A grande arte de Rubem Fonseca

Por Javier Aparicio Maydeu




Que em seus contos se cometam assassinatos? Isso por si só não condena sua literatura ao gênero noir. Que seus personagens favoritos são detetives? Na verdade, todo grande personagem de ficção o é um de uma forma ou de outra, não? Marcel é um detetive de aparências, Hans Castorp é um detetive de consciências, o Leopardo é um detetive de conflitos sociais, Charles Kinbote é um detetive de textos e imposturas e Nathan Zuckerman é um detetive de identidades. Todos são detetives porque servem a uma missão que chamamos de literatura. E o fato de policiais aparecerem em suas páginas não significa necessariamente que sua obra se prenda à ficção policial.
 
Por ela, também transitam escritores neuróticos, prostitutas de filmes noir, loiras deslumbrantes com lábios carnudos e vermelhos, saídas diretamente de uma pintura pop de Tom Wesselman ou das letras ardentes de uma bossa nova, pedófilos, desajustados e don juans, funcionários públicos corruptos, detetives erotomaníacos e eruditos como o cínico e inestimável Mandrake, que é Bogart, mas também Philip Marlowe e Russ Meyer, e mais escritores, escritores por vocação, perdidos na página em branco, diletantes incorrigíveis e sabichões, fantasistas que entrelaçam realidades alternativas, esquizofrênicos, pornógrafos e escatologistas, escritores compulsivos, esnobes livrescos ou repulsivos e todos eles, sim, detetives literários de palavras e ideias, investigadores sui generis do processo de criação literária da vida.
 
Para fazer verdadeira justiça ao talento inesgotável de Rubem Fonseca, bastaria retirar a palavra “policial” da referência apática e comum empregada Luisa Trias Folch no até agora único manual de literatura brasileira em espanhol — Literatura brasiliana (Síntesis: Madri, 2006): “A literatura policial está representada por Rubem Fonseca”. O que deveríamos ler é: “A literatura é representada por Rubem Fonseca”. Literatura sem rótulos genéricos, literatura verdadeira, Literatura com L maiúsculo é representada por Rubem Fonseca, um dos maiores narradores contemporâneos, que, embora se apresente como escritor de romances policiais servem bem aos propósitos da crítica social, das invectivas contra o sistema pós-capitalista e da denúncia acerca da alienação e do desregramento do indivíduo contemporâneo nos grandes centros urbanos; representa sobretudo os valores da verdadeira literatura, tais como, o senso crítico, o método de conhecimento e reflexão e, em última análise, sobre a própria literatura.

## INSTRUÇÕES DA TAREFA
Dê continuidade ao ensaio acima sobre a obra de Rubem Fonseca, começando logo após a última frase apresentada.

## MATERIAL DE ORIGEM
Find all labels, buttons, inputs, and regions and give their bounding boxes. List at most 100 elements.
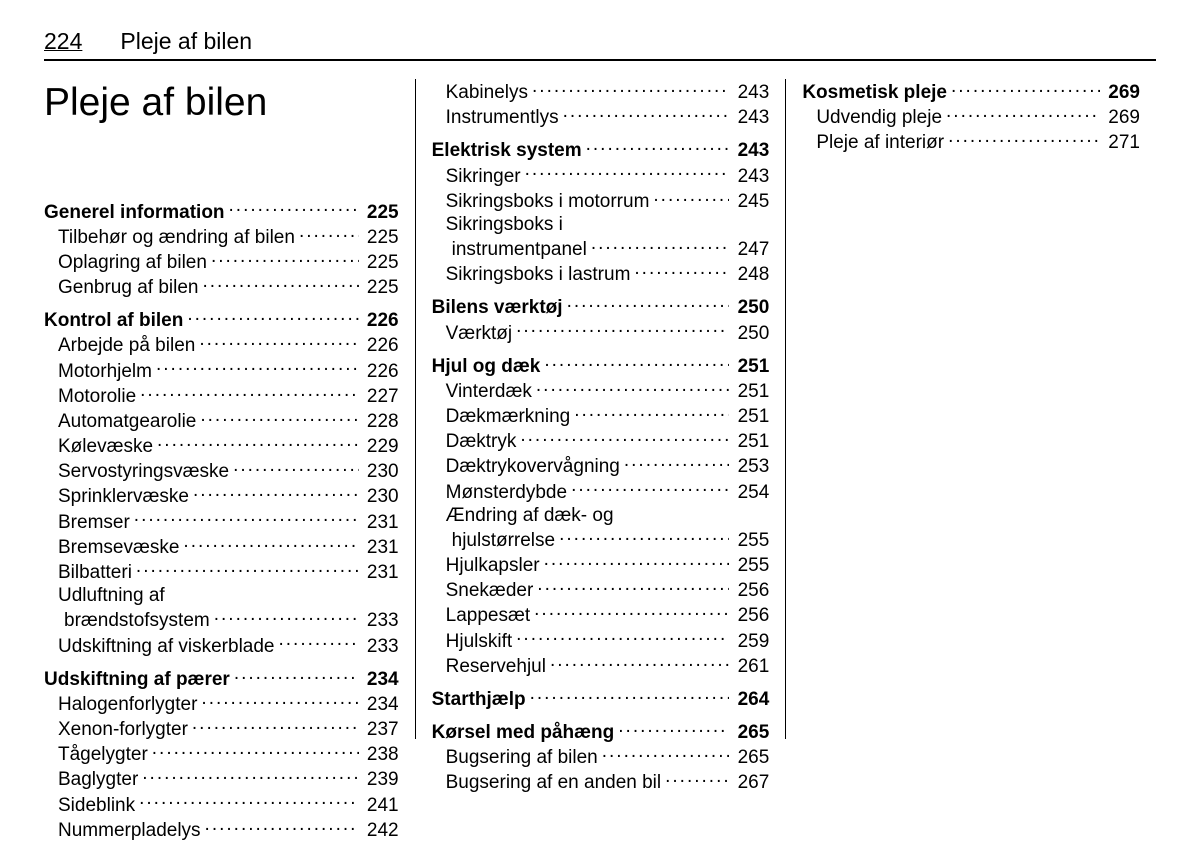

## RESPOSTA DA TAREFA
 
Candidato reiterado e sólido entre a crítica ao Prêmio Nobel, traduzido para as principais línguas, leitor de Joyce, Steinbeck, Genet, Kafka e do que não está escrito, adorado na Alemanha e autor-estrela do prestigioso catálogo da Piper Verlag, teimoso numa doentia atitude antissocial, como seu contemporâneo Thomas Pynchon, Rubem Fonseca dirige, junto com Machado de Assis, João Guimarães Rosa, Jorge Amado e Clarice Lispector, a sede da ficção brasileira contemporânea, a partir de sua literatura ácida, crítica, obscena, solipsista e metaficcional.
 
Assim como Dalton Trevisan, autor de Cemitério de elefantes (1964) e O Vampiro de Curitiba (1965), com cujas histórias grotescas, expressionistas e sádicas, reflexo de obsessões e misérias morais, obra com a qual mantém estreita relação, Rubem Fonseca forjou seu estilo no campo do conto, publicando Os prisioneiros (1963), Lúcia McCartney (1967), o polêmico Feliz Ano Novo (1975) e O cobrador (1979), entre outros volumes de menor repercussão; são livros que constroem um universo literário potente e altamente original, baseado na marginalidade urbana, no sexo, na violência lúdica e num discurso crítico que condena a tensão de nossas sociedades despersonalizadoras, massificadas e inquietantes, que geram placebos como a televisão ou o McDonald’s quando, na realidade, atrofiam e pervertem o indivíduo, perdido em um cotidiano frustrante, condenado à violência do crime, a todo tipo de psicopatias metafísicas e, com efeito, transformado em um psicopata, abandonado à misantropia.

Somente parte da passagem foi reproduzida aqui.